--- Start PROVIDED PASSAGE ---

A King Lear of the debtors' prison: Dickens and Shakespeare on mortal shame
Social Research, Winter, 2003 by Alexander Welsh
Precisely because these nineteenth-century novelizations--and there are striking examples in the oeuvres of Balzac, Hugo, and others besides Dickens--are endeavors of "low-mimetic" realism, their didacticism addresses humanity more generally. Retrospectively, they view the strengths and especially the weaknesses of King Lear as those of any older person (Welsh, 1984). Incapable of governing, Shakespeare's Lear nevertheless wishes to retain the title of a king and the attention due to a father as well. "I pray you, father, being weak, seem so" (2.2.390) is the response he begins to hear from Regan and Goneril. The orphaned Nell's grandfather, who prides himself on his caring for her, is a compulsive gambler who imagines he can win her fortune by borrowing or even stealing enough to stake at cards: the two are soon reduced to begging. Paul Dombey's master passion is the family pride he has invested in the House of Dombey; but the business has been undermined by the fraudulent practices of the manager James Carker, whose treatment of his upright brother mimics Edmund's treatment of Edgar in King Lear, and who threatens to cuckold the head of the firm for good measure. The shame endured by these tragic figures is evident: even Nell's grandfather, crazy as he is, knows enough to conceal his gambling habit. But Dickens's singular contribution to the series is William Dorrit, the father of Little Dorrit and known in his circle as the Father of the Marshalsea, the prison for debtors on the south bank of the Thames where Dickens's own father had been incarcerated for some months when the writer was a boy.

--- End PROVIDED PASSAGE ---

WRITTEN EXERCISE 1: List every character from King Lear whom the essay on Dickens and Shakespeare mentions by name.

--- Start ENTRIES PROVIDED ---

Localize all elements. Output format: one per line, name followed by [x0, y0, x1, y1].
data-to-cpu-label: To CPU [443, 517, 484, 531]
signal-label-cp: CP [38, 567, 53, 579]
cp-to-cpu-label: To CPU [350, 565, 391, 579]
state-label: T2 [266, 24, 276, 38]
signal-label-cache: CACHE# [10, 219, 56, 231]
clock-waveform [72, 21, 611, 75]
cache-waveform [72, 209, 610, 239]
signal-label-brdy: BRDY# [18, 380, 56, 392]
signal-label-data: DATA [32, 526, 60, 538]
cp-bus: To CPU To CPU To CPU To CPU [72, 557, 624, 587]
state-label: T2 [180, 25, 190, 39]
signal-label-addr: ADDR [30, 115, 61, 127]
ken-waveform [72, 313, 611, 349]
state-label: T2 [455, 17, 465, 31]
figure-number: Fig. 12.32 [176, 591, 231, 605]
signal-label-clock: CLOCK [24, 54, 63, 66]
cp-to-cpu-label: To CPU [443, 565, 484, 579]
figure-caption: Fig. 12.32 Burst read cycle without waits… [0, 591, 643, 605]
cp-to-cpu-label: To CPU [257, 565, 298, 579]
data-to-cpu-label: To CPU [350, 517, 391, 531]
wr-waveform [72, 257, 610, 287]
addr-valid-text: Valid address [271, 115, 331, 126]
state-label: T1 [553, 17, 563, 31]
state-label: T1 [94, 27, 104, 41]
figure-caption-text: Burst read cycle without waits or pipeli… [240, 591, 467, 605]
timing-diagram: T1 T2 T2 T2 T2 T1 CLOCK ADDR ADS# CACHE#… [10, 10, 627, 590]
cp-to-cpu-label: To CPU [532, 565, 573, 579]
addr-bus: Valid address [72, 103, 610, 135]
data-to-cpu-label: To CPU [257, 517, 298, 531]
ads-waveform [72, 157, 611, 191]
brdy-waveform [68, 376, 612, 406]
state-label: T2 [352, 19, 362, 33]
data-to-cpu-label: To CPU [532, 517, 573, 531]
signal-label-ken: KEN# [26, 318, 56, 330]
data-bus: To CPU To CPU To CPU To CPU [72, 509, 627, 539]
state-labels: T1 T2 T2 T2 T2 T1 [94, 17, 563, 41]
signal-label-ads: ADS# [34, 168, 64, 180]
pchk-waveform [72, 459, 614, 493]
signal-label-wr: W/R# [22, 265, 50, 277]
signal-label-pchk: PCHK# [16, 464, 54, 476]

--- End ENTRIES PROVIDED ---

WRITTEN EXERCISE 2: Show every line of the rows that contains the string "Burst". Case counts.

CORRECT ANSWER 1: Lear, Regan, Goneril, Edmund, Edgar

CORRECT ANSWER 2:
figure-caption: Fig. 12.32 Burst read cycle without waits… [0, 591, 643, 605]
figure-caption-text: Burst read cycle without waits or pipeli… [240, 591, 467, 605]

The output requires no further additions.